● Available records:

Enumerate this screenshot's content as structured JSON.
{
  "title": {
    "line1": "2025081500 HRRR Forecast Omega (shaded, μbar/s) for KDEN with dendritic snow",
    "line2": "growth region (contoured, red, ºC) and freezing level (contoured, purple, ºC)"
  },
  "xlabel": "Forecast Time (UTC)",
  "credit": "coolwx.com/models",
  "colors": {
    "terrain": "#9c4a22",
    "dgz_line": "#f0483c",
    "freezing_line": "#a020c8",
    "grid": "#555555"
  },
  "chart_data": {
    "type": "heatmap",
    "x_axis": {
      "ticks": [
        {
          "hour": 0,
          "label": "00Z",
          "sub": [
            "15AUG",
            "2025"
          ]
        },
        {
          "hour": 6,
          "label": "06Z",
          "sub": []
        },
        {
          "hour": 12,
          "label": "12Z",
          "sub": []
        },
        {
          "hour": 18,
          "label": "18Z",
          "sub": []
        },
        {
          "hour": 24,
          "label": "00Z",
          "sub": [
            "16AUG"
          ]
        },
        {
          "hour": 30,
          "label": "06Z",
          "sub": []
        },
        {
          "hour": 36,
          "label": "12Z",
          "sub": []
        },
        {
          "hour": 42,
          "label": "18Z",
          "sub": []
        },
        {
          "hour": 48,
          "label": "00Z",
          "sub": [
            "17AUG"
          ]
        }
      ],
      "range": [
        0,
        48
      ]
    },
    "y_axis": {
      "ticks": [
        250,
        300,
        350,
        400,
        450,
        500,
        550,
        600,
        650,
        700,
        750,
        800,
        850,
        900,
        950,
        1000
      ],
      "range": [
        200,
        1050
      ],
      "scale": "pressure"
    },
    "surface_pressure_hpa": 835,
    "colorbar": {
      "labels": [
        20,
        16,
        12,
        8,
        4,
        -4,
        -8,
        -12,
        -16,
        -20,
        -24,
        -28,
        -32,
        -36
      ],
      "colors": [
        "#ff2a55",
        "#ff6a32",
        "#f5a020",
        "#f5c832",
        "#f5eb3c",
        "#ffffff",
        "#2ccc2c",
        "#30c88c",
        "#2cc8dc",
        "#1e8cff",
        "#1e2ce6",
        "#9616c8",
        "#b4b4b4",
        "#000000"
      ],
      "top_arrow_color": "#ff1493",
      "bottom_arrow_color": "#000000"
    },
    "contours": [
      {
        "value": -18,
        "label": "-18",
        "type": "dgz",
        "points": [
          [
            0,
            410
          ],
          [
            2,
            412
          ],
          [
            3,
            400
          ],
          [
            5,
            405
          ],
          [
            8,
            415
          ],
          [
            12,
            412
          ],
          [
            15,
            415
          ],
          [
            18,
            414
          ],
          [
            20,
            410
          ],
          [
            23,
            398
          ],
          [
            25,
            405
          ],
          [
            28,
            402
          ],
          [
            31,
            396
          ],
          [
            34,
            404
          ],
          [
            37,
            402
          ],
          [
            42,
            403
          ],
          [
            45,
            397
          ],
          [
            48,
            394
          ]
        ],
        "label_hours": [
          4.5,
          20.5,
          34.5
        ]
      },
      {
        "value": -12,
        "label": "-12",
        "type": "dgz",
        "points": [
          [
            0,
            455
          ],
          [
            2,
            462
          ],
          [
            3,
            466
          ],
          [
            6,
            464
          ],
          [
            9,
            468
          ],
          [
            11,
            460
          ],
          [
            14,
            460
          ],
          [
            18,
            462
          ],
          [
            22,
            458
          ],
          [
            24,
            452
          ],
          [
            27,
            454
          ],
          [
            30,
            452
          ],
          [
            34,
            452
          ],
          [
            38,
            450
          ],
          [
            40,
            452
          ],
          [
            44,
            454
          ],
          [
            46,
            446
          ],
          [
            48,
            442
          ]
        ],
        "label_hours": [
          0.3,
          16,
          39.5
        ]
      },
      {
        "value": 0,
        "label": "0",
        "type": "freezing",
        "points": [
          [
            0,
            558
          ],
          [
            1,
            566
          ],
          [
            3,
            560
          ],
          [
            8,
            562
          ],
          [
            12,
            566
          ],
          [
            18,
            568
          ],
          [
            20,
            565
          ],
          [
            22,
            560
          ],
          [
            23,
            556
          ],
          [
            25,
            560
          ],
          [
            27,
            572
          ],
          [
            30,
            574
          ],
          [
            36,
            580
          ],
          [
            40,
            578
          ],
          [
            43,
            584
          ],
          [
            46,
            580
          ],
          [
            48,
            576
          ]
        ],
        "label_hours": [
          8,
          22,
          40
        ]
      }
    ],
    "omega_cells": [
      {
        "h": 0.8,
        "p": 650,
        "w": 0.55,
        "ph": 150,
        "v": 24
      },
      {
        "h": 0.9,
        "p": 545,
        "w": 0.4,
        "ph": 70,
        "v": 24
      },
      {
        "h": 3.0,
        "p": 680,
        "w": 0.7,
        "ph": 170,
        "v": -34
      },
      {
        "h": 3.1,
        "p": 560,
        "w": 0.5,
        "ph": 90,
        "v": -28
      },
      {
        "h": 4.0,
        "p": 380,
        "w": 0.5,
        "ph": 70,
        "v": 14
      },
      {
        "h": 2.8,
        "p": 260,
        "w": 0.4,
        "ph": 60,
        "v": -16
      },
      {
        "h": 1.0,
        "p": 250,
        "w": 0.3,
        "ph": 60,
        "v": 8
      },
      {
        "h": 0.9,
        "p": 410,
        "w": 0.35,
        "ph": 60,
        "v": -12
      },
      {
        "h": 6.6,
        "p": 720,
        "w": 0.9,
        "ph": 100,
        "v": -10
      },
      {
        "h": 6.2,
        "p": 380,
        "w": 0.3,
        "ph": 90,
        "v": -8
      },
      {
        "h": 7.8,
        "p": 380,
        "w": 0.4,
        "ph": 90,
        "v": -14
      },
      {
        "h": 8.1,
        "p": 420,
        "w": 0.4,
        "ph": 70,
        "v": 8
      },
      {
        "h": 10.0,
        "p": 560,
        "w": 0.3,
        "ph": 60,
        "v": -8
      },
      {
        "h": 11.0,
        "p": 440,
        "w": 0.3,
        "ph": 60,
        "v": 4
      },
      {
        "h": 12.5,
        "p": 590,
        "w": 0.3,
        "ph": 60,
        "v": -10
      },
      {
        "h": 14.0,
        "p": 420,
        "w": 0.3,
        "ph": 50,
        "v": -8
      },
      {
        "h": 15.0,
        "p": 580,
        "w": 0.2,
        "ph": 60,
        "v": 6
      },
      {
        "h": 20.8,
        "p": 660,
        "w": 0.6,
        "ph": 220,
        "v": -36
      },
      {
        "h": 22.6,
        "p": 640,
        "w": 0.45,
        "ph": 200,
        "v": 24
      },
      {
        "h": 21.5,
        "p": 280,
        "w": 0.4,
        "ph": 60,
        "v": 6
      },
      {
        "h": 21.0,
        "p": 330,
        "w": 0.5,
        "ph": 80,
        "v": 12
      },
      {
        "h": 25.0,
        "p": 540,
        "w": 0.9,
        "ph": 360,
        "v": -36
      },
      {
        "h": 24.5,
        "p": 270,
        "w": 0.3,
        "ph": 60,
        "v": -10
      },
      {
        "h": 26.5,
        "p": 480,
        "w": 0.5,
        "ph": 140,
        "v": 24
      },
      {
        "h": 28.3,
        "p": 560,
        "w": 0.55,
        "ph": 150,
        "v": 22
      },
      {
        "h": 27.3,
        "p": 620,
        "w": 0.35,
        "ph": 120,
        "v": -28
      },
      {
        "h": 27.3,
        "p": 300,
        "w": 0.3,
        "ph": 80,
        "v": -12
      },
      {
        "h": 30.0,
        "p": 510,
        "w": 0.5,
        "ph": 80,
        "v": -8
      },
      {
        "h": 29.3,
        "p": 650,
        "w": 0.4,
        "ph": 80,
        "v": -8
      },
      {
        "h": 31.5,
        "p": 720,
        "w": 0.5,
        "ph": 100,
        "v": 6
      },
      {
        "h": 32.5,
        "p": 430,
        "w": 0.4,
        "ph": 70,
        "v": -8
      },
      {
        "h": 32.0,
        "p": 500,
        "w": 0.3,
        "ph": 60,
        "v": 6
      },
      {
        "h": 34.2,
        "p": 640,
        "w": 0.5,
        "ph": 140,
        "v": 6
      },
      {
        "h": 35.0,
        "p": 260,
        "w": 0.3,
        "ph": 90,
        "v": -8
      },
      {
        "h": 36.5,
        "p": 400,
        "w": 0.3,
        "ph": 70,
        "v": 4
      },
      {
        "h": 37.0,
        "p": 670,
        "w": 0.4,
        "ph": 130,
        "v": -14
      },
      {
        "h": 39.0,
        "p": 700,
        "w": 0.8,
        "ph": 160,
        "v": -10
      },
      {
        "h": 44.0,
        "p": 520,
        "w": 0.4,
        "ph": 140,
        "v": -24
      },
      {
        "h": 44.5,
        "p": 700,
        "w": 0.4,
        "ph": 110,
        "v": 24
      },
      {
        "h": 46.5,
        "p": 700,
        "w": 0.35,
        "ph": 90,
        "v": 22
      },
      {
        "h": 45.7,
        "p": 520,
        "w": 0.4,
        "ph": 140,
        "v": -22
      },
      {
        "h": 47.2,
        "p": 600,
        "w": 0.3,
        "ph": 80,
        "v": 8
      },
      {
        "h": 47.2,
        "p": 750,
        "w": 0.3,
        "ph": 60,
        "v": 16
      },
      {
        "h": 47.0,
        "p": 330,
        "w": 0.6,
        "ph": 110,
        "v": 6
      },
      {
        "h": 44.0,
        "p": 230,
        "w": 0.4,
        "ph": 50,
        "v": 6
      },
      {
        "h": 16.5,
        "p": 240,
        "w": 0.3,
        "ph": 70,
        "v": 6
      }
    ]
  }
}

● What you will do:
Scan the records above for the string "Forecast", then report every line that contains it.

● Solution below:
    "line1": "2025081500 HRRR Forecast Omega (shaded, μbar/s) for KDEN with dendritic snow",
  "xlabel": "Forecast Time (UTC)",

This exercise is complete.